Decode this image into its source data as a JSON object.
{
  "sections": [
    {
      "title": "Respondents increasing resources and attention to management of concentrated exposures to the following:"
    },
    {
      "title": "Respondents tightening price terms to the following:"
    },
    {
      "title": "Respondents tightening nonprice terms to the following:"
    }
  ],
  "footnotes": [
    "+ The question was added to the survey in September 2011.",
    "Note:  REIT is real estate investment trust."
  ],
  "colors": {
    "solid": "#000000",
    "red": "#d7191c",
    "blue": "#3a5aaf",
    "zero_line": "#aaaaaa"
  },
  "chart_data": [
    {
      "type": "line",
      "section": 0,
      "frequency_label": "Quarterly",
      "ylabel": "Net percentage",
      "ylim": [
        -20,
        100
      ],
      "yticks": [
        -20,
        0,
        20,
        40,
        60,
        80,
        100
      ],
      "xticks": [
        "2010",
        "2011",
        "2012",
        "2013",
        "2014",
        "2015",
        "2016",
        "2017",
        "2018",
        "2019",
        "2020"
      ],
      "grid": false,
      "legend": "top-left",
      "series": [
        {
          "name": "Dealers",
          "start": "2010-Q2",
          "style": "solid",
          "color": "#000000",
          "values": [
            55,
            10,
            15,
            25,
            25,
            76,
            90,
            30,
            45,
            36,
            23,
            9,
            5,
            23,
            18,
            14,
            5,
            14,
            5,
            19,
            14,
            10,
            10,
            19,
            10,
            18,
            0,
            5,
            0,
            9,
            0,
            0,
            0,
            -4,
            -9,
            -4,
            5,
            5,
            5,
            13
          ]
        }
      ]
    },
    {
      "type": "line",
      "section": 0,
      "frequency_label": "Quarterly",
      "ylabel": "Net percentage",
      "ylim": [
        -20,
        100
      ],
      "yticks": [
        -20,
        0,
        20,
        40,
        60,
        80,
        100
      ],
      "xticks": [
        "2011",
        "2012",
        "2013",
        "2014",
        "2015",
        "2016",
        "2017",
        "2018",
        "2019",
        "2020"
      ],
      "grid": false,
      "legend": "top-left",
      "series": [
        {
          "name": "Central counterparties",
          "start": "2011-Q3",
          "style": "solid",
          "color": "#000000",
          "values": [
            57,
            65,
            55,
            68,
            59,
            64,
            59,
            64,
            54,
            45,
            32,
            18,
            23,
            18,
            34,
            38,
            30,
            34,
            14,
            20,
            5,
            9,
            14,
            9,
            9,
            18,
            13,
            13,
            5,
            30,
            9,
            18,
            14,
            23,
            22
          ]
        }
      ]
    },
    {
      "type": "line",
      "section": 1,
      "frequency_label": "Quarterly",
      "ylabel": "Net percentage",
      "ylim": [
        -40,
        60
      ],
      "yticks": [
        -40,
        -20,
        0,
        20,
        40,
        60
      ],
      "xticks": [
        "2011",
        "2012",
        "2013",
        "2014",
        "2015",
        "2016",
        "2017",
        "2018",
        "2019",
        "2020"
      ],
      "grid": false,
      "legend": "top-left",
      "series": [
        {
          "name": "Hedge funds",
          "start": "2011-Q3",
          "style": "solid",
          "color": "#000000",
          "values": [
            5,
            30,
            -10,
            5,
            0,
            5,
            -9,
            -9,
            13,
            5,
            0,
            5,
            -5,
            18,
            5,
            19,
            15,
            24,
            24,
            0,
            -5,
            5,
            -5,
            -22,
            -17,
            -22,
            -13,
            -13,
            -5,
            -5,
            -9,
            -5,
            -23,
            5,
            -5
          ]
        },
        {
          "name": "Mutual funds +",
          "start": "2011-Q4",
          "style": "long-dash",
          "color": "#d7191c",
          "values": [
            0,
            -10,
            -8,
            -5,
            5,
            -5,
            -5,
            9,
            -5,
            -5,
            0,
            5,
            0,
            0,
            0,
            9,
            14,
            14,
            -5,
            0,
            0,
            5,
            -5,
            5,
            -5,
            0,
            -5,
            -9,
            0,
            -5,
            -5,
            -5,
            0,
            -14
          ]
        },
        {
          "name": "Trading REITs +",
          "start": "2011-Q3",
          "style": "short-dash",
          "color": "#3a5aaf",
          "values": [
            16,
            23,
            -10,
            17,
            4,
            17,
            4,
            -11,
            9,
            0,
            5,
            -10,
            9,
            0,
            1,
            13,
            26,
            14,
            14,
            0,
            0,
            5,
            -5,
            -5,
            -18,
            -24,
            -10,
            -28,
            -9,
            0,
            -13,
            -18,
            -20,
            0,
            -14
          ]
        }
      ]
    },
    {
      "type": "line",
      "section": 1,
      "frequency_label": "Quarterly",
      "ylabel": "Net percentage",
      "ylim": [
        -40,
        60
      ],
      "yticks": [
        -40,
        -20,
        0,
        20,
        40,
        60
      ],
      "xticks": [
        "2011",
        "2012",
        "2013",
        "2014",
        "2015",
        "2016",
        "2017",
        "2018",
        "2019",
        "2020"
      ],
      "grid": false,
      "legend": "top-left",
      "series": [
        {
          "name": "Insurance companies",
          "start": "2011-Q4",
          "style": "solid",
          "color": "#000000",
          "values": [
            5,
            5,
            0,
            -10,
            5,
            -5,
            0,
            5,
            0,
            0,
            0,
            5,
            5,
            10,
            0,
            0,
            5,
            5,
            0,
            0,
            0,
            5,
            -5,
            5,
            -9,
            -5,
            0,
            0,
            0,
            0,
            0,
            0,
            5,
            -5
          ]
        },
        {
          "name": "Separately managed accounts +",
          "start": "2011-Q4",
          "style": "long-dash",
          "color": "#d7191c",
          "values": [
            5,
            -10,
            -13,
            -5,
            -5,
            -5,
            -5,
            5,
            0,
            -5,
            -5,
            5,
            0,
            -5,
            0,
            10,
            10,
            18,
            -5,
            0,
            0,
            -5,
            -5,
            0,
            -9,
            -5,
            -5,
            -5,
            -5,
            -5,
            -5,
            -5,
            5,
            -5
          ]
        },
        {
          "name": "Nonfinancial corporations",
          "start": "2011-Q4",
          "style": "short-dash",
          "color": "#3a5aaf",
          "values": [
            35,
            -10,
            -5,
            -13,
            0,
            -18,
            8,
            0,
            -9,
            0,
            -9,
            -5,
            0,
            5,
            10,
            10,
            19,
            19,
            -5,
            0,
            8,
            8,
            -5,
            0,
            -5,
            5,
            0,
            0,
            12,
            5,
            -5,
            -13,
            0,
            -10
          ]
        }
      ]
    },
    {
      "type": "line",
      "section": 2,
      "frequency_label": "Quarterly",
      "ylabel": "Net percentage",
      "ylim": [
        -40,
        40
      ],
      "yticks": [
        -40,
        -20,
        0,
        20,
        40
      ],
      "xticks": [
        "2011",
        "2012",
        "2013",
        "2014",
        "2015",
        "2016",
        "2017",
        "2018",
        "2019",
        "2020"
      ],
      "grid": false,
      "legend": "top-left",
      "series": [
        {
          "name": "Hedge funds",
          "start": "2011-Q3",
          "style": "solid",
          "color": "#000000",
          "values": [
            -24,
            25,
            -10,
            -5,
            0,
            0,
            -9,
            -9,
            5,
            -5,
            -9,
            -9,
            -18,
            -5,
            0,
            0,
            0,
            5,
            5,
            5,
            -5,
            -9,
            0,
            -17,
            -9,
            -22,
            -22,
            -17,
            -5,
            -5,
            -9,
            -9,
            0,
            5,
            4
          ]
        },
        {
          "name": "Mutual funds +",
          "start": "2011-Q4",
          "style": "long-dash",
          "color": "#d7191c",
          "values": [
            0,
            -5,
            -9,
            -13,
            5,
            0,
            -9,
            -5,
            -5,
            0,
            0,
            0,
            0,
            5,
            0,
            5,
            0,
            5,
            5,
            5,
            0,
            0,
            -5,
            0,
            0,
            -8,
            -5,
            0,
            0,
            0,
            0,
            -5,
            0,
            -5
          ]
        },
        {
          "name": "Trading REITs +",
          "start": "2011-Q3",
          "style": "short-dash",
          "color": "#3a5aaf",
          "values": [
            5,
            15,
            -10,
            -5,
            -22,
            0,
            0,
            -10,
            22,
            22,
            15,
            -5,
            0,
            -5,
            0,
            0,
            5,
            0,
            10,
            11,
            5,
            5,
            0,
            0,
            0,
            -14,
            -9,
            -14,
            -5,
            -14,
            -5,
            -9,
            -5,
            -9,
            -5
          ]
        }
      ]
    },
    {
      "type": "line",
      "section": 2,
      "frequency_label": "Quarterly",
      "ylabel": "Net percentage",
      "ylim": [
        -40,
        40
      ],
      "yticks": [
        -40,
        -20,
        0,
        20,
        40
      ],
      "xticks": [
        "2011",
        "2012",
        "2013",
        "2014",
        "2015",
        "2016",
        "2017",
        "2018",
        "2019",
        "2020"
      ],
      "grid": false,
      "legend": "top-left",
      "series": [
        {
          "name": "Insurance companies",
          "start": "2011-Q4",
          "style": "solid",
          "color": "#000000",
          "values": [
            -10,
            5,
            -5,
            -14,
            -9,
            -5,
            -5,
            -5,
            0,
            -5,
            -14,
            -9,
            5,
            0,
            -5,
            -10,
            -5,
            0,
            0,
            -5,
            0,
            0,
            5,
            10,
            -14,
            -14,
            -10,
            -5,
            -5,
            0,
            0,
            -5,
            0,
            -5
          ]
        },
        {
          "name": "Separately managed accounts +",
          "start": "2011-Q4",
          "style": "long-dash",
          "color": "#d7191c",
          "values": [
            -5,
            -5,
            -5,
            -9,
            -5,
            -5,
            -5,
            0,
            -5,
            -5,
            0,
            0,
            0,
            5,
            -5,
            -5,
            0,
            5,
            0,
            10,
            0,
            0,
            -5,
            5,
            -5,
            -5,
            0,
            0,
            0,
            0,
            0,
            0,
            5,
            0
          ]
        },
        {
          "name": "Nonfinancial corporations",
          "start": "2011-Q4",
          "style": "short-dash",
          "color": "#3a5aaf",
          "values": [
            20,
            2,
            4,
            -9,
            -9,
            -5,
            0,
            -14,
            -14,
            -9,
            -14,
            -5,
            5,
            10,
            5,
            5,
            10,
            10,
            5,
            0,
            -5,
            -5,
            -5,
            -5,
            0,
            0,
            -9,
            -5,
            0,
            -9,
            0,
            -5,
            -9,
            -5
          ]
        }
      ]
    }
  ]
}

........

What is asked: Where a line above contains the word "terms", copy that line.

Response below:
      "title": "Respondents tightening price terms to the following:"
      "title": "Respondents tightening nonprice terms to the following:"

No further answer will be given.